**Exercise details:** Without including any pictures, write out all the entries exactly.

**Data supplied:**
[START]

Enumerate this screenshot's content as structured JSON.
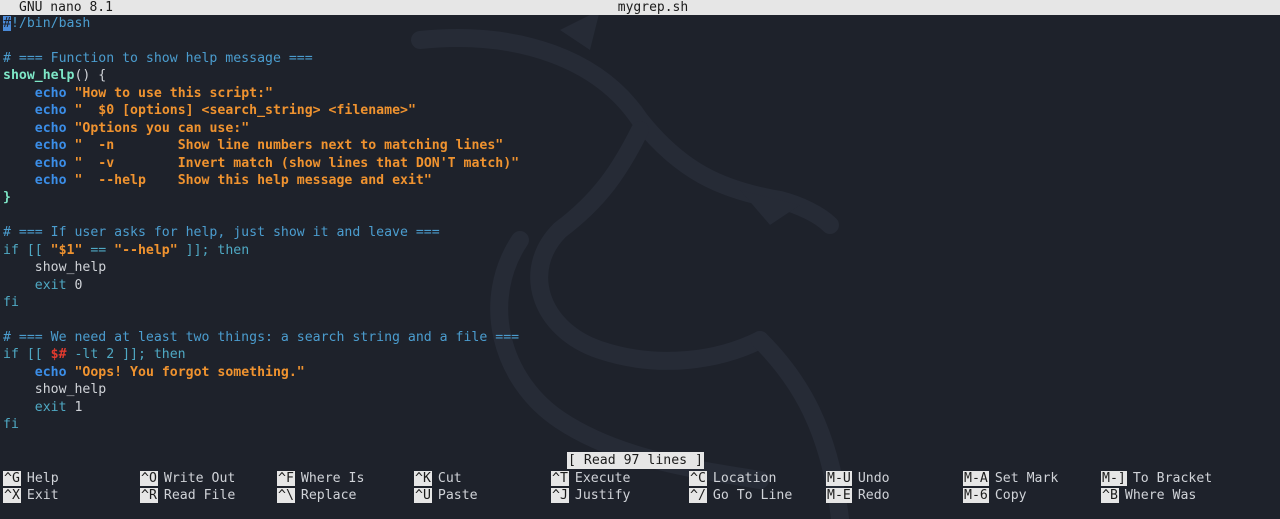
{
  "titlebar": {
    "app": "GNU nano 8.1",
    "filename": "mygrep.sh"
  },
  "code_lines": [
    [
      {
        "c": "cursor",
        "t": "#"
      },
      {
        "c": "c-com",
        "t": "!/bin/bash"
      }
    ],
    [],
    [
      {
        "c": "c-com",
        "t": "# === Function to show help message ==="
      }
    ],
    [
      {
        "c": "c-fn",
        "t": "show_help"
      },
      {
        "c": "c-plain",
        "t": "() {"
      }
    ],
    [
      {
        "c": "c-plain",
        "t": "    "
      },
      {
        "c": "c-kw",
        "t": "echo"
      },
      {
        "c": "c-plain",
        "t": " "
      },
      {
        "c": "c-str",
        "t": "\"How to use this script:\""
      }
    ],
    [
      {
        "c": "c-plain",
        "t": "    "
      },
      {
        "c": "c-kw",
        "t": "echo"
      },
      {
        "c": "c-plain",
        "t": " "
      },
      {
        "c": "c-str",
        "t": "\"  $0 [options] <search_string> <filename>\""
      }
    ],
    [
      {
        "c": "c-plain",
        "t": "    "
      },
      {
        "c": "c-kw",
        "t": "echo"
      },
      {
        "c": "c-plain",
        "t": " "
      },
      {
        "c": "c-str",
        "t": "\"Options you can use:\""
      }
    ],
    [
      {
        "c": "c-plain",
        "t": "    "
      },
      {
        "c": "c-kw",
        "t": "echo"
      },
      {
        "c": "c-plain",
        "t": " "
      },
      {
        "c": "c-str",
        "t": "\"  -n        Show line numbers next to matching lines\""
      }
    ],
    [
      {
        "c": "c-plain",
        "t": "    "
      },
      {
        "c": "c-kw",
        "t": "echo"
      },
      {
        "c": "c-plain",
        "t": " "
      },
      {
        "c": "c-str",
        "t": "\"  -v        Invert match (show lines that DON'T match)\""
      }
    ],
    [
      {
        "c": "c-plain",
        "t": "    "
      },
      {
        "c": "c-kw",
        "t": "echo"
      },
      {
        "c": "c-plain",
        "t": " "
      },
      {
        "c": "c-str",
        "t": "\"  --help    Show this help message and exit\""
      }
    ],
    [
      {
        "c": "c-fn",
        "t": "}"
      }
    ],
    [],
    [
      {
        "c": "c-com",
        "t": "# === If user asks for help, just show it and leave ==="
      }
    ],
    [
      {
        "c": "c-ctl",
        "t": "if [[ "
      },
      {
        "c": "c-str",
        "t": "\"$1\""
      },
      {
        "c": "c-ctl",
        "t": " == "
      },
      {
        "c": "c-str",
        "t": "\"--help\""
      },
      {
        "c": "c-ctl",
        "t": " ]]; then"
      }
    ],
    [
      {
        "c": "c-plain",
        "t": "    show_help"
      }
    ],
    [
      {
        "c": "c-plain",
        "t": "    "
      },
      {
        "c": "c-ctl",
        "t": "exit"
      },
      {
        "c": "c-plain",
        "t": " 0"
      }
    ],
    [
      {
        "c": "c-ctl",
        "t": "fi"
      }
    ],
    [],
    [
      {
        "c": "c-com",
        "t": "# === We need at least two things: a search string and a file ==="
      }
    ],
    [
      {
        "c": "c-ctl",
        "t": "if [[ "
      },
      {
        "c": "c-var",
        "t": "$#"
      },
      {
        "c": "c-ctl",
        "t": " -lt 2 ]]; then"
      }
    ],
    [
      {
        "c": "c-plain",
        "t": "    "
      },
      {
        "c": "c-kw",
        "t": "echo"
      },
      {
        "c": "c-plain",
        "t": " "
      },
      {
        "c": "c-str",
        "t": "\"Oops! You forgot something.\""
      }
    ],
    [
      {
        "c": "c-plain",
        "t": "    show_help"
      }
    ],
    [
      {
        "c": "c-plain",
        "t": "    "
      },
      {
        "c": "c-ctl",
        "t": "exit"
      },
      {
        "c": "c-plain",
        "t": " 1"
      }
    ],
    [
      {
        "c": "c-ctl",
        "t": "fi"
      }
    ]
  ],
  "status_message": "[ Read 97 lines ]",
  "shortcuts_row1": [
    {
      "key": "^G",
      "label": "Help"
    },
    {
      "key": "^O",
      "label": "Write Out"
    },
    {
      "key": "^F",
      "label": "Where Is"
    },
    {
      "key": "^K",
      "label": "Cut"
    },
    {
      "key": "^T",
      "label": "Execute"
    },
    {
      "key": "^C",
      "label": "Location"
    },
    {
      "key": "M-U",
      "label": "Undo"
    },
    {
      "key": "M-A",
      "label": "Set Mark"
    },
    {
      "key": "M-]",
      "label": "To Bracket"
    }
  ],
  "shortcuts_row2": [
    {
      "key": "^X",
      "label": "Exit"
    },
    {
      "key": "^R",
      "label": "Read File"
    },
    {
      "key": "^\\",
      "label": "Replace"
    },
    {
      "key": "^U",
      "label": "Paste"
    },
    {
      "key": "^J",
      "label": "Justify"
    },
    {
      "key": "^/",
      "label": "Go To Line"
    },
    {
      "key": "M-E",
      "label": "Redo"
    },
    {
      "key": "M-6",
      "label": "Copy"
    },
    {
      "key": "^B",
      "label": "Where Was"
    }
  ],
  "colors": {
    "background": "#1e222b",
    "comment": "#4b9dcf",
    "string": "#f0932f",
    "keyword": "#3b8ee8",
    "function": "#7ee7c7",
    "variable": "#e23a2e"
  },
  "icons": [
    "kali-dragon-wallpaper"
  ]
}
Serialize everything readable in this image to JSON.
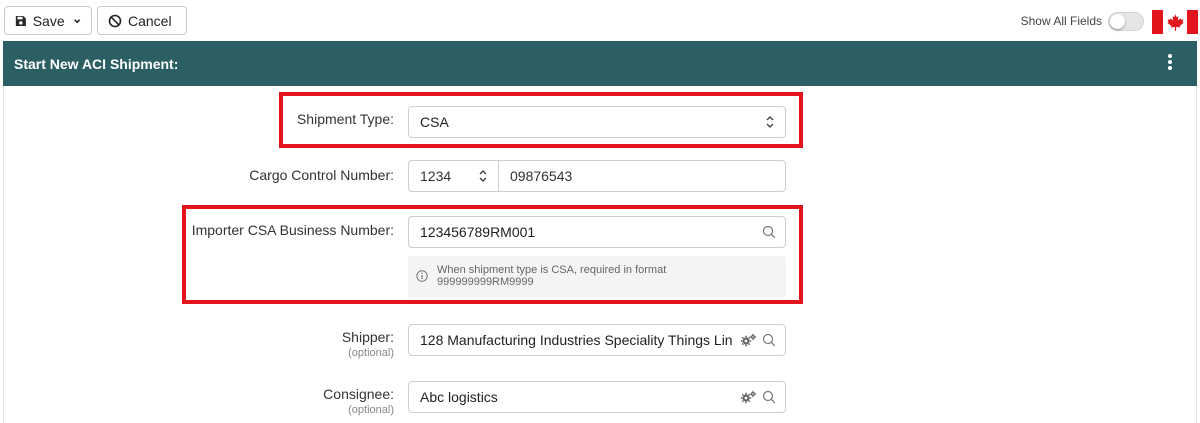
{
  "toolbar": {
    "save_label": "Save",
    "cancel_label": "Cancel",
    "show_all_fields_label": "Show All Fields",
    "show_all_fields_on": false
  },
  "header": {
    "title": "Start New ACI Shipment:"
  },
  "form": {
    "shipment_type": {
      "label": "Shipment Type:",
      "value": "CSA"
    },
    "cargo_control_number": {
      "label": "Cargo Control Number:",
      "prefix": "1234",
      "number": "09876543"
    },
    "importer_csa_business_number": {
      "label": "Importer CSA Business Number:",
      "value": "123456789RM001",
      "hint_line1": "When shipment type is CSA, required in format",
      "hint_line2": "999999999RM9999"
    },
    "shipper": {
      "label": "Shipper:",
      "optional": "(optional)",
      "value": "128 Manufacturing Industries Speciality Things Lin"
    },
    "consignee": {
      "label": "Consignee:",
      "optional": "(optional)",
      "value": "Abc logistics"
    }
  },
  "colors": {
    "header_bg": "#2b5f63",
    "highlight": "#e3151c",
    "flag_red": "#e3151c"
  },
  "icons": [
    "floppy-disk-icon",
    "chevron-down-icon",
    "prohibit-icon",
    "toggle-switch",
    "canada-flag-icon",
    "kebab-menu-icon",
    "updown-chevron-icon",
    "search-icon",
    "gears-icon",
    "info-icon"
  ]
}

[END]

**Exercise answer:**
Enumerate this screenshot's content as structured JSON.
{
  "titlebar": {
    "app": "GNU nano 8.1",
    "filename": "mygrep.sh"
  },
  "code_lines": [
    [
      {
        "c": "cursor",
        "t": "#"
      },
      {
        "c": "c-com",
        "t": "!/bin/bash"
      }
    ],
    [],
    [
      {
        "c": "c-com",
        "t": "# === Function to show help message ==="
      }
    ],
    [
      {
        "c": "c-fn",
        "t": "show_help"
      },
      {
        "c": "c-plain",
        "t": "() {"
      }
    ],
    [
      {
        "c": "c-plain",
        "t": "    "
      },
      {
        "c": "c-kw",
        "t": "echo"
      },
      {
        "c": "c-plain",
        "t": " "
      },
      {
        "c": "c-str",
        "t": "\"How to use this script:\""
      }
    ],
    [
      {
        "c": "c-plain",
        "t": "    "
      },
      {
        "c": "c-kw",
        "t": "echo"
      },
      {
        "c": "c-plain",
        "t": " "
      },
      {
        "c": "c-str",
        "t": "\"  $0 [options] <search_string> <filename>\""
      }
    ],
    [
      {
        "c": "c-plain",
        "t": "    "
      },
      {
        "c": "c-kw",
        "t": "echo"
      },
      {
        "c": "c-plain",
        "t": " "
      },
      {
        "c": "c-str",
        "t": "\"Options you can use:\""
      }
    ],
    [
      {
        "c": "c-plain",
        "t": "    "
      },
      {
        "c": "c-kw",
        "t": "echo"
      },
      {
        "c": "c-plain",
        "t": " "
      },
      {
        "c": "c-str",
        "t": "\"  -n        Show line numbers next to matching lines\""
      }
    ],
    [
      {
        "c": "c-plain",
        "t": "    "
      },
      {
        "c": "c-kw",
        "t": "echo"
      },
      {
        "c": "c-plain",
        "t": " "
      },
      {
        "c": "c-str",
        "t": "\"  -v        Invert match (show lines that DON'T match)\""
      }
    ],
    [
      {
        "c": "c-plain",
        "t": "    "
      },
      {
        "c": "c-kw",
        "t": "echo"
      },
      {
        "c": "c-plain",
        "t": " "
      },
      {
        "c": "c-str",
        "t": "\"  --help    Show this help message and exit\""
      }
    ],
    [
      {
        "c": "c-fn",
        "t": "}"
      }
    ],
    [],
    [
      {
        "c": "c-com",
        "t": "# === If user asks for help, just show it and leave ==="
      }
    ],
    [
      {
        "c": "c-ctl",
        "t": "if [[ "
      },
      {
        "c": "c-str",
        "t": "\"$1\""
      },
      {
        "c": "c-ctl",
        "t": " == "
      },
      {
        "c": "c-str",
        "t": "\"--help\""
      },
      {
        "c": "c-ctl",
        "t": " ]]; then"
      }
    ],
    [
      {
        "c": "c-plain",
        "t": "    show_help"
      }
    ],
    [
      {
        "c": "c-plain",
        "t": "    "
      },
      {
        "c": "c-ctl",
        "t": "exit"
      },
      {
        "c": "c-plain",
        "t": " 0"
      }
    ],
    [
      {
        "c": "c-ctl",
        "t": "fi"
      }
    ],
    [],
    [
      {
        "c": "c-com",
        "t": "# === We need at least two things: a search string and a file ==="
      }
    ],
    [
      {
        "c": "c-ctl",
        "t": "if [[ "
      },
      {
        "c": "c-var",
        "t": "$#"
      },
      {
        "c": "c-ctl",
        "t": " -lt 2 ]]; then"
      }
    ],
    [
      {
        "c": "c-plain",
        "t": "    "
      },
      {
        "c": "c-kw",
        "t": "echo"
      },
      {
        "c": "c-plain",
        "t": " "
      },
      {
        "c": "c-str",
        "t": "\"Oops! You forgot something.\""
      }
    ],
    [
      {
        "c": "c-plain",
        "t": "    show_help"
      }
    ],
    [
      {
        "c": "c-plain",
        "t": "    "
      },
      {
        "c": "c-ctl",
        "t": "exit"
      },
      {
        "c": "c-plain",
        "t": " 1"
      }
    ],
    [
      {
        "c": "c-ctl",
        "t": "fi"
      }
    ]
  ],
  "status_message": "[ Read 97 lines ]",
  "shortcuts_row1": [
    {
      "key": "^G",
      "label": "Help"
    },
    {
      "key": "^O",
      "label": "Write Out"
    },
    {
      "key": "^F",
      "label": "Where Is"
    },
    {
      "key": "^K",
      "label": "Cut"
    },
    {
      "key": "^T",
      "label": "Execute"
    },
    {
      "key": "^C",
      "label": "Location"
    },
    {
      "key": "M-U",
      "label": "Undo"
    },
    {
      "key": "M-A",
      "label": "Set Mark"
    },
    {
      "key": "M-]",
      "label": "To Bracket"
    }
  ],
  "shortcuts_row2": [
    {
      "key": "^X",
      "label": "Exit"
    },
    {
      "key": "^R",
      "label": "Read File"
    },
    {
      "key": "^\\",
      "label": "Replace"
    },
    {
      "key": "^U",
      "label": "Paste"
    },
    {
      "key": "^J",
      "label": "Justify"
    },
    {
      "key": "^/",
      "label": "Go To Line"
    },
    {
      "key": "M-E",
      "label": "Redo"
    },
    {
      "key": "M-6",
      "label": "Copy"
    },
    {
      "key": "^B",
      "label": "Where Was"
    }
  ],
  "colors": {
    "background": "#1e222b",
    "comment": "#4b9dcf",
    "string": "#f0932f",
    "keyword": "#3b8ee8",
    "function": "#7ee7c7",
    "variable": "#e23a2e"
  },
  "icons": [
    "kali-dragon-wallpaper"
  ]
}
Serialize everything readable in this image to JSON.
{
  "toolbar": {
    "save_label": "Save",
    "cancel_label": "Cancel",
    "show_all_fields_label": "Show All Fields",
    "show_all_fields_on": false
  },
  "header": {
    "title": "Start New ACI Shipment:"
  },
  "form": {
    "shipment_type": {
      "label": "Shipment Type:",
      "value": "CSA"
    },
    "cargo_control_number": {
      "label": "Cargo Control Number:",
      "prefix": "1234",
      "number": "09876543"
    },
    "importer_csa_business_number": {
      "label": "Importer CSA Business Number:",
      "value": "123456789RM001",
      "hint_line1": "When shipment type is CSA, required in format",
      "hint_line2": "999999999RM9999"
    },
    "shipper": {
      "label": "Shipper:",
      "optional": "(optional)",
      "value": "128 Manufacturing Industries Speciality Things Lin"
    },
    "consignee": {
      "label": "Consignee:",
      "optional": "(optional)",
      "value": "Abc logistics"
    }
  },
  "colors": {
    "header_bg": "#2b5f63",
    "highlight": "#e3151c",
    "flag_red": "#e3151c"
  },
  "icons": [
    "floppy-disk-icon",
    "chevron-down-icon",
    "prohibit-icon",
    "toggle-switch",
    "canada-flag-icon",
    "kebab-menu-icon",
    "updown-chevron-icon",
    "search-icon",
    "gears-icon",
    "info-icon"
  ]
}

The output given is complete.